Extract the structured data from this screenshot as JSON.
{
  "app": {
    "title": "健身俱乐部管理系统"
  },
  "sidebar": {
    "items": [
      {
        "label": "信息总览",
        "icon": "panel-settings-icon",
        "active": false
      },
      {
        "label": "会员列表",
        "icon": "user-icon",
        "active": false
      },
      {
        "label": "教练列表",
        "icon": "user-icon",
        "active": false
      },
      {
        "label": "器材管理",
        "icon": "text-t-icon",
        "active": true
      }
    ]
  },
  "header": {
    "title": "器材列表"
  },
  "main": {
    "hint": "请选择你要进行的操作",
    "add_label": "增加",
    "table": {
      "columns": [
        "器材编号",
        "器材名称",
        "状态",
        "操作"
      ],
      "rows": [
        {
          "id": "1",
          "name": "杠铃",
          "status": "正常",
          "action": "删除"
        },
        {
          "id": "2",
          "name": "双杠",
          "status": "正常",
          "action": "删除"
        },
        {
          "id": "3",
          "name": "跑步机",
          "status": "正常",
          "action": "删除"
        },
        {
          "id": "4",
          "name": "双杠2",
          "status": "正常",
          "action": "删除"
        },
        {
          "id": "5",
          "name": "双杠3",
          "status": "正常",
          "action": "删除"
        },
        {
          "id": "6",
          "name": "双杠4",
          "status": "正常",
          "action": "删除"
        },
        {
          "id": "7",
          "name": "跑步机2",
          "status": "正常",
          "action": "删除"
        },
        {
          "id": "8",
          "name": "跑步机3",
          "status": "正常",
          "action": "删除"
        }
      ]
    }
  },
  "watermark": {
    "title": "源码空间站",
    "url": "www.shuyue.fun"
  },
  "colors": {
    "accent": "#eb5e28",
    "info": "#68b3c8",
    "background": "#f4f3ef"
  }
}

::::::::

(THE EXERCISE): Reproduce the entries above exactly.

(RESULT OF THIS EXERCISE):
Extract the structured data from this screenshot as JSON.
{
  "app": {
    "title": "健身俱乐部管理系统"
  },
  "sidebar": {
    "items": [
      {
        "label": "信息总览",
        "icon": "panel-settings-icon",
        "active": false
      },
      {
        "label": "会员列表",
        "icon": "user-icon",
        "active": false
      },
      {
        "label": "教练列表",
        "icon": "user-icon",
        "active": false
      },
      {
        "label": "器材管理",
        "icon": "text-t-icon",
        "active": true
      }
    ]
  },
  "header": {
    "title": "器材列表"
  },
  "main": {
    "hint": "请选择你要进行的操作",
    "add_label": "增加",
    "table": {
      "columns": [
        "器材编号",
        "器材名称",
        "状态",
        "操作"
      ],
      "rows": [
        {
          "id": "1",
          "name": "杠铃",
          "status": "正常",
          "action": "删除"
        },
        {
          "id": "2",
          "name": "双杠",
          "status": "正常",
          "action": "删除"
        },
        {
          "id": "3",
          "name": "跑步机",
          "status": "正常",
          "action": "删除"
        },
        {
          "id": "4",
          "name": "双杠2",
          "status": "正常",
          "action": "删除"
        },
        {
          "id": "5",
          "name": "双杠3",
          "status": "正常",
          "action": "删除"
        },
        {
          "id": "6",
          "name": "双杠4",
          "status": "正常",
          "action": "删除"
        },
        {
          "id": "7",
          "name": "跑步机2",
          "status": "正常",
          "action": "删除"
        },
        {
          "id": "8",
          "name": "跑步机3",
          "status": "正常",
          "action": "删除"
        }
      ]
    }
  },
  "watermark": {
    "title": "源码空间站",
    "url": "www.shuyue.fun"
  },
  "colors": {
    "accent": "#eb5e28",
    "info": "#68b3c8",
    "background": "#f4f3ef"
  }
}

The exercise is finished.